• _LISTING_

^^^^^^^^

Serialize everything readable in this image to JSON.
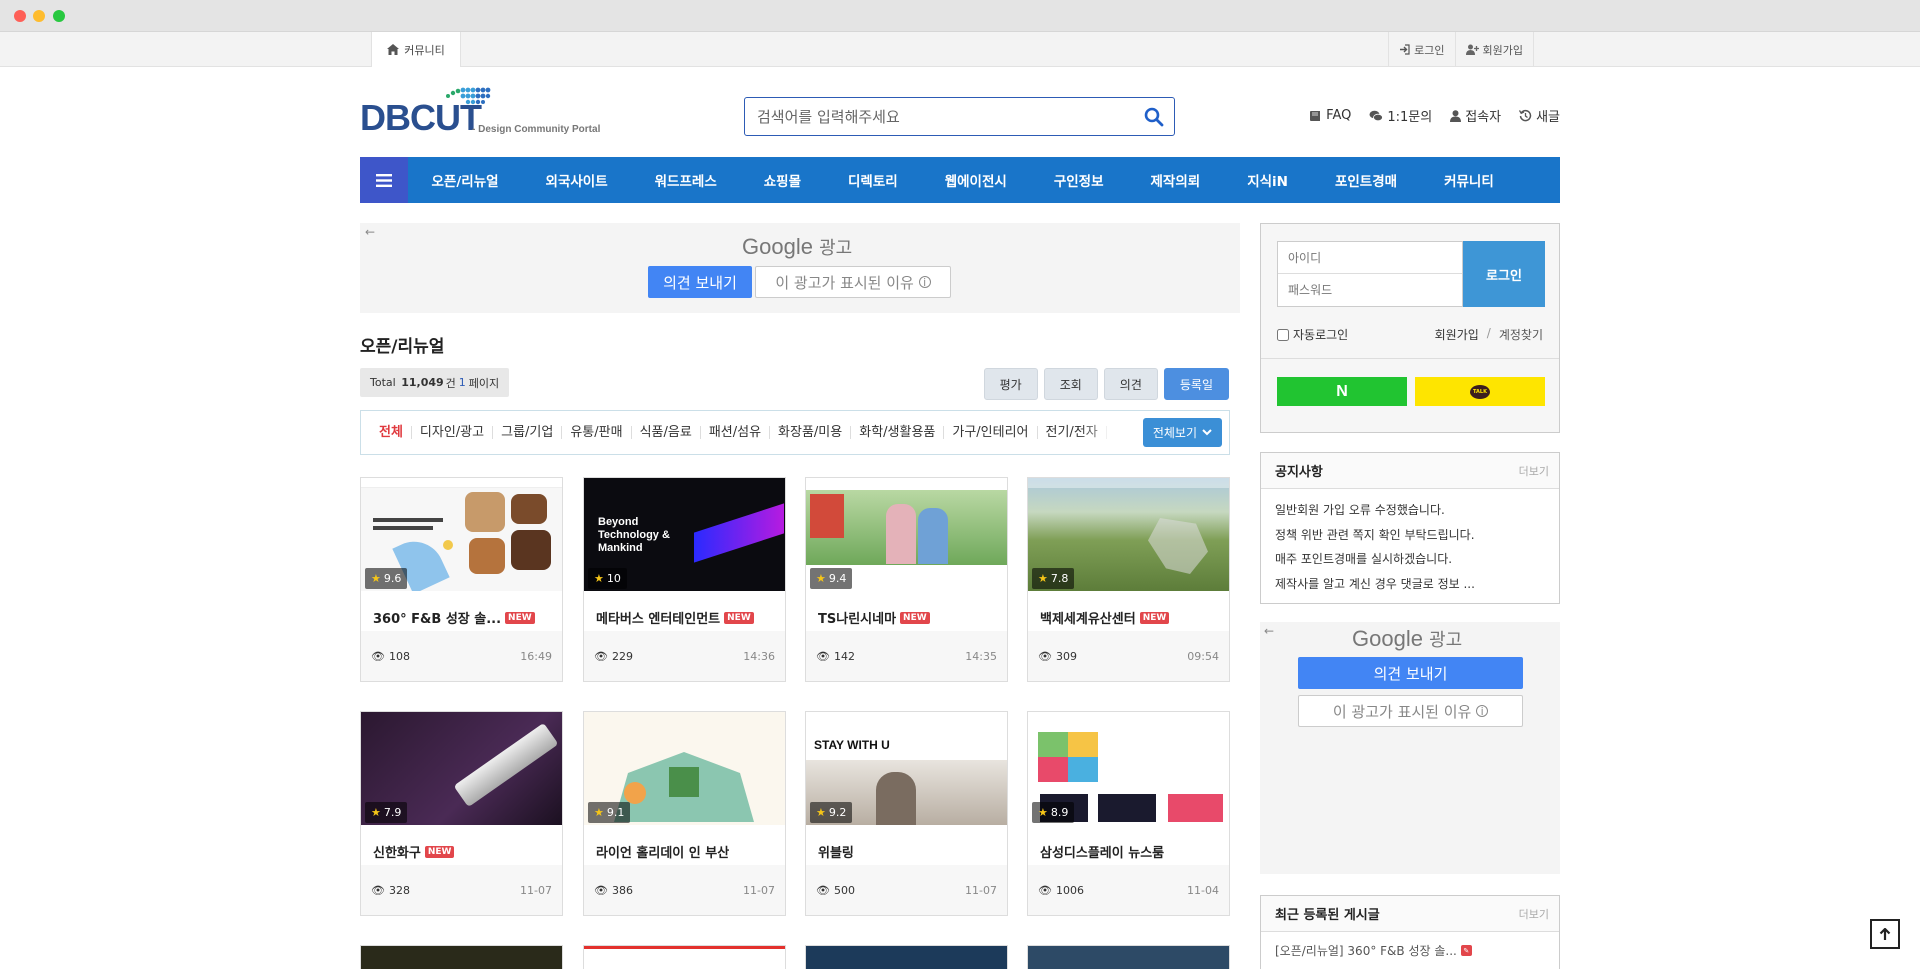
{
  "topbar": {
    "community_tab": "커뮤니티",
    "login": "로그인",
    "signup": "회원가입"
  },
  "header": {
    "logo_text": "DBCUT",
    "logo_sub": "- Design Community Portal",
    "search_placeholder": "검색어를 입력해주세요",
    "links": {
      "faq": "FAQ",
      "inquiry": "1:1문의",
      "visitors": "접속자",
      "new_posts": "새글"
    }
  },
  "nav": {
    "items": [
      "오픈/리뉴얼",
      "외국사이트",
      "워드프레스",
      "쇼핑몰",
      "디렉토리",
      "웹에이전시",
      "구인정보",
      "제작의뢰",
      "지식iN",
      "포인트경매",
      "커뮤니티"
    ]
  },
  "ads": {
    "brand": "Google",
    "label": "광고",
    "feedback": "의견 보내기",
    "why": "이 광고가 표시된 이유"
  },
  "main": {
    "title": "오픈/리뉴얼",
    "total_label": "Total",
    "total_count": "11,049",
    "total_unit": "건",
    "page_num": "1",
    "page_unit": "페이지",
    "sort": [
      "평가",
      "조회",
      "의견",
      "등록일"
    ],
    "categories": [
      "전체",
      "디자인/광고",
      "그룹/기업",
      "유통/판매",
      "식품/음료",
      "패션/섬유",
      "화장품/미용",
      "화학/생활용품",
      "가구/인테리어",
      "전기/전자"
    ],
    "view_all": "전체보기",
    "new_badge": "NEW",
    "cards": [
      {
        "title": "360° F&B 성장 솔...",
        "score": "9.6",
        "views": "108",
        "time": "16:49",
        "is_new": true
      },
      {
        "title": "메타버스 엔터테인먼트",
        "score": "10",
        "views": "229",
        "time": "14:36",
        "is_new": true,
        "thumb_text": "Beyond Technology & Mankind"
      },
      {
        "title": "TS나린시네마",
        "score": "9.4",
        "views": "142",
        "time": "14:35",
        "is_new": true
      },
      {
        "title": "백제세계유산센터",
        "score": "7.8",
        "views": "309",
        "time": "09:54",
        "is_new": true
      },
      {
        "title": "신한화구",
        "score": "7.9",
        "views": "328",
        "time": "11-07",
        "is_new": true
      },
      {
        "title": "라이언 홀리데이 인 부산",
        "score": "9.1",
        "views": "386",
        "time": "11-07",
        "is_new": false
      },
      {
        "title": "위블링",
        "score": "9.2",
        "views": "500",
        "time": "11-07",
        "is_new": false,
        "thumb_text": "STAY WITH U"
      },
      {
        "title": "삼성디스플레이 뉴스룸",
        "score": "8.9",
        "views": "1006",
        "time": "11-04",
        "is_new": false
      }
    ]
  },
  "sidebar": {
    "id_placeholder": "아이디",
    "pw_placeholder": "패스워드",
    "login_button": "로그인",
    "auto_login": "자동로그인",
    "signup": "회원가입",
    "separator": "/",
    "find_account": "계정찾기",
    "naver": "N",
    "kakao": "TALK",
    "notice": {
      "title": "공지사항",
      "more": "더보기",
      "items": [
        "일반회원 가입 오류 수정했습니다.",
        "정책 위반 관련 쪽지 확인 부탁드립니다.",
        "매주 포인트경매를 실시하겠습니다.",
        "제작사를 알고 계신 경우 댓글로 정보 ..."
      ]
    },
    "recent": {
      "title": "최근 등록된 게시글",
      "more": "더보기",
      "items": [
        "[오픈/리뉴얼] 360° F&B 성장 솔..."
      ]
    }
  },
  "colors": {
    "nav_bg": "#1975c9",
    "burger_bg": "#3e56c9",
    "brand": "#2a4f8f",
    "new_badge": "#e2464b",
    "naver": "#21c431",
    "kakao": "#fee500"
  }
}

^^^^^^^^

Each entry above should be reproduced exactly, with the pictures removed.

Serialize everything readable in this image to JSON.
{
  "topbar": {
    "community_tab": "커뮤니티",
    "login": "로그인",
    "signup": "회원가입"
  },
  "header": {
    "logo_text": "DBCUT",
    "logo_sub": "- Design Community Portal",
    "search_placeholder": "검색어를 입력해주세요",
    "links": {
      "faq": "FAQ",
      "inquiry": "1:1문의",
      "visitors": "접속자",
      "new_posts": "새글"
    }
  },
  "nav": {
    "items": [
      "오픈/리뉴얼",
      "외국사이트",
      "워드프레스",
      "쇼핑몰",
      "디렉토리",
      "웹에이전시",
      "구인정보",
      "제작의뢰",
      "지식iN",
      "포인트경매",
      "커뮤니티"
    ]
  },
  "ads": {
    "brand": "Google",
    "label": "광고",
    "feedback": "의견 보내기",
    "why": "이 광고가 표시된 이유"
  },
  "main": {
    "title": "오픈/리뉴얼",
    "total_label": "Total",
    "total_count": "11,049",
    "total_unit": "건",
    "page_num": "1",
    "page_unit": "페이지",
    "sort": [
      "평가",
      "조회",
      "의견",
      "등록일"
    ],
    "categories": [
      "전체",
      "디자인/광고",
      "그룹/기업",
      "유통/판매",
      "식품/음료",
      "패션/섬유",
      "화장품/미용",
      "화학/생활용품",
      "가구/인테리어",
      "전기/전자"
    ],
    "view_all": "전체보기",
    "new_badge": "NEW",
    "cards": [
      {
        "title": "360° F&B 성장 솔...",
        "score": "9.6",
        "views": "108",
        "time": "16:49",
        "is_new": true
      },
      {
        "title": "메타버스 엔터테인먼트",
        "score": "10",
        "views": "229",
        "time": "14:36",
        "is_new": true,
        "thumb_text": "Beyond Technology & Mankind"
      },
      {
        "title": "TS나린시네마",
        "score": "9.4",
        "views": "142",
        "time": "14:35",
        "is_new": true
      },
      {
        "title": "백제세계유산센터",
        "score": "7.8",
        "views": "309",
        "time": "09:54",
        "is_new": true
      },
      {
        "title": "신한화구",
        "score": "7.9",
        "views": "328",
        "time": "11-07",
        "is_new": true
      },
      {
        "title": "라이언 홀리데이 인 부산",
        "score": "9.1",
        "views": "386",
        "time": "11-07",
        "is_new": false
      },
      {
        "title": "위블링",
        "score": "9.2",
        "views": "500",
        "time": "11-07",
        "is_new": false,
        "thumb_text": "STAY WITH U"
      },
      {
        "title": "삼성디스플레이 뉴스룸",
        "score": "8.9",
        "views": "1006",
        "time": "11-04",
        "is_new": false
      }
    ]
  },
  "sidebar": {
    "id_placeholder": "아이디",
    "pw_placeholder": "패스워드",
    "login_button": "로그인",
    "auto_login": "자동로그인",
    "signup": "회원가입",
    "separator": "/",
    "find_account": "계정찾기",
    "naver": "N",
    "kakao": "TALK",
    "notice": {
      "title": "공지사항",
      "more": "더보기",
      "items": [
        "일반회원 가입 오류 수정했습니다.",
        "정책 위반 관련 쪽지 확인 부탁드립니다.",
        "매주 포인트경매를 실시하겠습니다.",
        "제작사를 알고 계신 경우 댓글로 정보 ..."
      ]
    },
    "recent": {
      "title": "최근 등록된 게시글",
      "more": "더보기",
      "items": [
        "[오픈/리뉴얼] 360° F&B 성장 솔..."
      ]
    }
  },
  "colors": {
    "nav_bg": "#1975c9",
    "burger_bg": "#3e56c9",
    "brand": "#2a4f8f",
    "new_badge": "#e2464b",
    "naver": "#21c431",
    "kakao": "#fee500"
  }
}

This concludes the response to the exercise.